▸ **Stated task**: Of the lines listed below, how many contain the string "podle"? Answer with the number alone.

────────

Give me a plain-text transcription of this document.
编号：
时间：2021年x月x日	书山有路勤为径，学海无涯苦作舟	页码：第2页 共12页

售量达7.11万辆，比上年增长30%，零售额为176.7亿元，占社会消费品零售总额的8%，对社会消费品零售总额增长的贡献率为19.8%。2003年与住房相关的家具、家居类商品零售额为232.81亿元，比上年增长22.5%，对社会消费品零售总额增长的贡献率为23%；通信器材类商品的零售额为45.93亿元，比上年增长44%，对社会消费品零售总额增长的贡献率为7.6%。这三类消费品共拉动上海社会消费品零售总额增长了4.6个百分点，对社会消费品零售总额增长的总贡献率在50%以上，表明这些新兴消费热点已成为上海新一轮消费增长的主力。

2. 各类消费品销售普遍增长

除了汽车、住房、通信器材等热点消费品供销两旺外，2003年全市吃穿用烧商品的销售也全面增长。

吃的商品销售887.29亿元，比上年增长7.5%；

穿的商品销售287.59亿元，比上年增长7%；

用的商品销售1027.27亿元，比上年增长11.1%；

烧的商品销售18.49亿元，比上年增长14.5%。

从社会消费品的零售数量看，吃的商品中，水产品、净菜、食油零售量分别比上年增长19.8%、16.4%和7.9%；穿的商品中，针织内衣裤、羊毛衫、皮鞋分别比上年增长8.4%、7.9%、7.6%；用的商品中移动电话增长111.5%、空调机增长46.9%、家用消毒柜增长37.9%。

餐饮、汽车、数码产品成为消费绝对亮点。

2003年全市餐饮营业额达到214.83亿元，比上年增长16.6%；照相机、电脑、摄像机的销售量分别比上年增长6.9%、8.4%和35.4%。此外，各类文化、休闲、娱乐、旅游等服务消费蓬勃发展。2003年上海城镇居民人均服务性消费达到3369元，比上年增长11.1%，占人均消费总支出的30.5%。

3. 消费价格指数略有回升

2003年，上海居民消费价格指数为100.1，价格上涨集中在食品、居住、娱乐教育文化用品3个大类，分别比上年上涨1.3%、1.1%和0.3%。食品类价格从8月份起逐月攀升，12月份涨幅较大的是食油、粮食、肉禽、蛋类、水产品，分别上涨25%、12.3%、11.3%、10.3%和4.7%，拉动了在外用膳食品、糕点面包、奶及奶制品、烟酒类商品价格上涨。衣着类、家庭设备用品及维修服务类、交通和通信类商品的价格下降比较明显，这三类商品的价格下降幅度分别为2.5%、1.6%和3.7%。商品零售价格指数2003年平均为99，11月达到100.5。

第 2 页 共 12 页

────────

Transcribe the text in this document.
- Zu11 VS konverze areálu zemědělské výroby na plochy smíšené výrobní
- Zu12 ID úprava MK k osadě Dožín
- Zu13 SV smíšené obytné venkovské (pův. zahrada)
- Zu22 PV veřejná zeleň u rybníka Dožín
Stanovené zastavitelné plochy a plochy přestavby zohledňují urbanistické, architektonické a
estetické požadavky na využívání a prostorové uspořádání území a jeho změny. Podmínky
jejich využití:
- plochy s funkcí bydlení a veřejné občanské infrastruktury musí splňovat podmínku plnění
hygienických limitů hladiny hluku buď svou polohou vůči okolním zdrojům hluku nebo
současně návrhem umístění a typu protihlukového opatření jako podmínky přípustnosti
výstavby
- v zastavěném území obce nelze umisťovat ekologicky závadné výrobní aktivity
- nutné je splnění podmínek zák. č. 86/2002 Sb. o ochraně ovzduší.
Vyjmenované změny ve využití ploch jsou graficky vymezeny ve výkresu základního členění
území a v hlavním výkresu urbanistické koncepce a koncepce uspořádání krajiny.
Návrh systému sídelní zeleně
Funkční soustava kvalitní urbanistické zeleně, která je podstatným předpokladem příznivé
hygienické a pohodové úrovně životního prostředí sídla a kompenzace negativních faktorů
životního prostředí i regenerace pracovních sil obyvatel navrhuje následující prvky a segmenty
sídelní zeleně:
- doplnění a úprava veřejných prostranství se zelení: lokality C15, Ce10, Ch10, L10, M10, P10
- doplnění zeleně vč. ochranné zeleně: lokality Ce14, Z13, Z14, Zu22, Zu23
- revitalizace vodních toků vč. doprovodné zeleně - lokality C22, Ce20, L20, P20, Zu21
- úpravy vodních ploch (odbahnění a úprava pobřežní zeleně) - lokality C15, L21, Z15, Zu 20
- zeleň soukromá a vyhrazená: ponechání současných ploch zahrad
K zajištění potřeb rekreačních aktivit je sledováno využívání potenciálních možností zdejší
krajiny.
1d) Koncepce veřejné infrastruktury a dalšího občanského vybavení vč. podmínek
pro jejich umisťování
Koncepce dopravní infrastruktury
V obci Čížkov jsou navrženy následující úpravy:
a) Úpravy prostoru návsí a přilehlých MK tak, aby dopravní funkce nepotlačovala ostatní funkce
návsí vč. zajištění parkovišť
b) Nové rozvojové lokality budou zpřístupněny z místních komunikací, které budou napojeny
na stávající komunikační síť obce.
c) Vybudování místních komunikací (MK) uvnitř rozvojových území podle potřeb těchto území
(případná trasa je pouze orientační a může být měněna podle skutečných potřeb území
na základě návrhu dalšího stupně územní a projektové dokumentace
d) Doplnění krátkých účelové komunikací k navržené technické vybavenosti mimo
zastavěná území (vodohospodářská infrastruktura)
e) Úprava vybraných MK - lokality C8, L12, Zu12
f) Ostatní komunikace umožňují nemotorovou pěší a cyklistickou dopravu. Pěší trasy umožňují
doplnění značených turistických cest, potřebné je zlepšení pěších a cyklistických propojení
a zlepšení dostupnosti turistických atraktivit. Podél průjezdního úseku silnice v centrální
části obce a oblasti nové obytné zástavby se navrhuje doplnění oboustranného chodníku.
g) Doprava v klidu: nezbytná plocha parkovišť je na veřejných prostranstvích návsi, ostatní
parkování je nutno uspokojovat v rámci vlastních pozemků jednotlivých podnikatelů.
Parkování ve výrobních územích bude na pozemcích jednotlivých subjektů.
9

────────

▸ **Written answer**: 2